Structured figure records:
-- BEGIN --

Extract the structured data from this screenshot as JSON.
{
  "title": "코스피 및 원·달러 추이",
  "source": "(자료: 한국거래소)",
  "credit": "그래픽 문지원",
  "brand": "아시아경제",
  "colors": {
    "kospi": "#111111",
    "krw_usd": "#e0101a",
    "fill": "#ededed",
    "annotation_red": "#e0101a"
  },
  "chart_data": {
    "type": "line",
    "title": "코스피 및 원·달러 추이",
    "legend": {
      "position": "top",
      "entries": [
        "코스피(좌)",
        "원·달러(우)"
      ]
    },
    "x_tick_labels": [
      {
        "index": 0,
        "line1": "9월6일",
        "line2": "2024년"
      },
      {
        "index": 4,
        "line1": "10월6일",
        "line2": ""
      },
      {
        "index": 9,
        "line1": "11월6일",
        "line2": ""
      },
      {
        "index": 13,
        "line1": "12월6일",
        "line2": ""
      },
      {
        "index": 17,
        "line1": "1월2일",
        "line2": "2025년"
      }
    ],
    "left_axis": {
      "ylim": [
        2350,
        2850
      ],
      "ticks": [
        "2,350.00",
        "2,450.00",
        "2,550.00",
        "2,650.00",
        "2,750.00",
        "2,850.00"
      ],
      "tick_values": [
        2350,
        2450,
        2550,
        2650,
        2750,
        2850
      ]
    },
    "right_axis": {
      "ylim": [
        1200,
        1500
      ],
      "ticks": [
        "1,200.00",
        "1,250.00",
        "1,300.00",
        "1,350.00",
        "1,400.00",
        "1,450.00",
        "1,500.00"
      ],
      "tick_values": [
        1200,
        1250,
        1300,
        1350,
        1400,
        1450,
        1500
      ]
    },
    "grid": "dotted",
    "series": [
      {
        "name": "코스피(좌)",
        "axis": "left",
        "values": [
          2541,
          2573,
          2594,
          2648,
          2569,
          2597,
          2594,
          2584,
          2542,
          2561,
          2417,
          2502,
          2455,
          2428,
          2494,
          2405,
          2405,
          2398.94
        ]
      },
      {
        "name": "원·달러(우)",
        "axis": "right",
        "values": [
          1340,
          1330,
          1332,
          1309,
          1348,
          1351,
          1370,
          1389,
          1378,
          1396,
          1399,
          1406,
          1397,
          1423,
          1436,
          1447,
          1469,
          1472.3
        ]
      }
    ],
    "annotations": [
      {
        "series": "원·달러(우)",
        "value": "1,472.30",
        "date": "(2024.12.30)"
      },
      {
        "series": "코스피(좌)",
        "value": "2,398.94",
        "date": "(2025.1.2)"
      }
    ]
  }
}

-- END --

EXERCISE INSTRUCTIONS:
Scan the material above for the string "index" and return the lines that hold it.

WRITTEN ANSWER:
        "index": 0,
        "index": 4,
        "index": 9,
        "index": 13,
        "index": 17,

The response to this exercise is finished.